--- TEXT BLOCK ---
Example schedule and output
| Day | Start | End | Break | Worked | Regular | Overtime | Double |
|---|---|---|---|---|---|---|---|
| Monday | 07:00 | 17:30 | 30 | 10.00 | 8.00 | 2.00 | 0.00 |
| Tuesday | 07:00 | 17:30 | 30 | 10.00 | 8.00 | 2.00 | 0.00 |
| Wednesday | 07:00 | 17:30 | 30 | 10.00 | 8.00 | 2.00 | 0.00 |
| Thursday | 07:00 | 17:30 | 30 | 10.00 | 8.00 | 2.00 | 0.00 |
| Friday | 07:00 | 17:30 | 30 | 10.00 | 6.00 | 4.00 | 0.00 |
This example uses Daily + Weekly rules with 40 weekly hours. Friday shifts extra regular hours into overtime to satisfy weekly overtime.
Formula used
- Net minutes per day = (End − Start ± midnight) − Break.
- Rounded minutes = net minutes rounded to your increment.
- Worked hours = rounded minutes ÷ 60.
- Daily overtime = max(Worked − DailyThreshold, 0) minus DoubleTime.
- Double time = max(Worked − DoubleThreshold, 0).
- Weekly overtime adjustment shifts excess hours above WeeklyThreshold from Regular into Overtime.
How to use this calculator
- Select a rule set that matches your garden work policy.
- Enter weekly thresholds and daily limits if required.
- Choose rounding settings used for timekeeping.
- Fill in start, end, and break minutes for each day.
- Press Calculate overtime hours to view totals.
- Use Download buttons to save CSV or PDF summaries.
Why overtime tracking matters for garden teams
Seasonal workloads, early starts, and weather-driven delays can stretch a standard shift. Accurate overtime tracking helps supervisors plan staffing, protect budgets, and maintain fair pay practices. When net time is captured consistently, weekly totals become predictable and disputes reduce.
Inputs that influence overtime totals
Start and end times define gross minutes, while unpaid breaks reduce payable time. Rounding increments can shift daily totals by small amounts that add up across a week. Threshold settings determine when regular hours convert into overtime and when extended days become double time.

--- ENTRIES SUPPLIED ---
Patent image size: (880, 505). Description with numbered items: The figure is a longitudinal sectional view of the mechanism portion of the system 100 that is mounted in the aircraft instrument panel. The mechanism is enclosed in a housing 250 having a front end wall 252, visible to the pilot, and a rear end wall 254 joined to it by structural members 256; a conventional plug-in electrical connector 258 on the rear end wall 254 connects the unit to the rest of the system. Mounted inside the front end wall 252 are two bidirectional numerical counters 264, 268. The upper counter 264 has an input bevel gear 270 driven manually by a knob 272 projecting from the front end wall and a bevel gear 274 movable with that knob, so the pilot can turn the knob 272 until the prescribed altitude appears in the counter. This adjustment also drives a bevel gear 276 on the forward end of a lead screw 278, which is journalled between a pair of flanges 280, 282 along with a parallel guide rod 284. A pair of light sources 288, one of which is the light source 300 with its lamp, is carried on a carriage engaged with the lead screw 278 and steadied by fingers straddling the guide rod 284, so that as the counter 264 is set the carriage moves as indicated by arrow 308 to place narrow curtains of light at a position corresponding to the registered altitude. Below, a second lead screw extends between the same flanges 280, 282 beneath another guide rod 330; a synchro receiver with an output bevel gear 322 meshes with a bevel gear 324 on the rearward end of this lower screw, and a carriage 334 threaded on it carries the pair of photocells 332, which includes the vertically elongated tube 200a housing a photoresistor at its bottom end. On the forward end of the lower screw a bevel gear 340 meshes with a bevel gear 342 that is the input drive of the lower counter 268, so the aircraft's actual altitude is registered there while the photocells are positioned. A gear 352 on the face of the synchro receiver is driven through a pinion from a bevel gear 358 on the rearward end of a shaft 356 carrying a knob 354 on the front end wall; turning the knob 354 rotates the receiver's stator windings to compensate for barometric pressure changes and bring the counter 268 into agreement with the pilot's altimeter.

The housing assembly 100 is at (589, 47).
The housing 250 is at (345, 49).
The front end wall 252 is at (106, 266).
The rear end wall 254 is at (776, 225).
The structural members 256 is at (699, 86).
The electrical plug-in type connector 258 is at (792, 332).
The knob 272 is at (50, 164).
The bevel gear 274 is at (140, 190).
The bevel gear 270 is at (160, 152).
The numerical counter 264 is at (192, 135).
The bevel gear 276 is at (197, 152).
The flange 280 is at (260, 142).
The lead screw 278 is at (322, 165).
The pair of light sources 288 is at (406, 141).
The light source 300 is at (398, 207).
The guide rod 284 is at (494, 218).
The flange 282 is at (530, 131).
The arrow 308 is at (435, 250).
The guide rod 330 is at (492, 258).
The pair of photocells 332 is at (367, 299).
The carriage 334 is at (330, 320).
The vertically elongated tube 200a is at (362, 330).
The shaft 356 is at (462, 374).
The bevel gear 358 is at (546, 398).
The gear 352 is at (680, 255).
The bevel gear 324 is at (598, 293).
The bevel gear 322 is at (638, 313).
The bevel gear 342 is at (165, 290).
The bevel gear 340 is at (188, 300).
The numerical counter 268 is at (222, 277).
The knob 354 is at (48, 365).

--- TASK STATEMENT ---
Write the next part of the overtime calculator page, picking up after its paragraph on inputs that influence overtime totals. The rows come from a different source than the text about the overtime calculator.

--- RESPONSE AREA ---
Daily versus weekly rules in practice
A daily threshold is useful when irrigation, pruning, or planting runs long on specific days. A weekly threshold captures long cumulative weeks during peak growth cycles. Using both rules allows daily overtime to be recognized, then adjusts remaining regular hours when weekly totals exceed policy limits.
Rounding and break handling for clean logs
The calculator applies rounding after subtracting breaks, matching many timekeeping systems. Rounding to 15 minutes is common, but smaller increments support precision for short tasks. Keeping break minutes consistent improves comparability across crews and simplifies approvals.
Using results for planning and reporting
Review totals for worked, regular, overtime, and double time to spot cost drivers. Compare day-level outputs to identify repeated late finishes or understaffed routes. Exporting CSV supports spreadsheets, while PDF summaries provide a clean attachment for supervisors and payroll review.
FAQs
1) What time format should I use?
Use 24-hour HH:MM, such as 07:30 or 18:05. If the shift crosses midnight, enter an end time earlier than the start time to indicate an overnight run.
2) When should I choose “Weekly only”?
Select Weekly only if your policy pays overtime strictly after a weekly threshold, with no daily overtime. This keeps all daily hours regular until the weekly limit is exceeded.
3) How are breaks applied?
Break minutes are subtracted from the daily duration before rounding. This yields net payable minutes, which are then converted to hours for daily and weekly calculations.
4) What does the rounding option change?
Rounding snaps each day’s net minutes to your chosen increment using nearest, up, or down. This can slightly change worked hours and therefore overtime classifications across the week.
5) Can this handle split shifts?
This version supports one start and end per day. For split shifts, add the segments together manually by entering a combined start/end and break minutes, or run separate calculations and sum results.
6) Why can overtime increase on a day with no daily overtime?
Weekly adjustment shifts excess hours above the weekly threshold from regular into overtime. Even if a day is under the daily limit, some of its regular hours may convert to satisfy weekly overtime.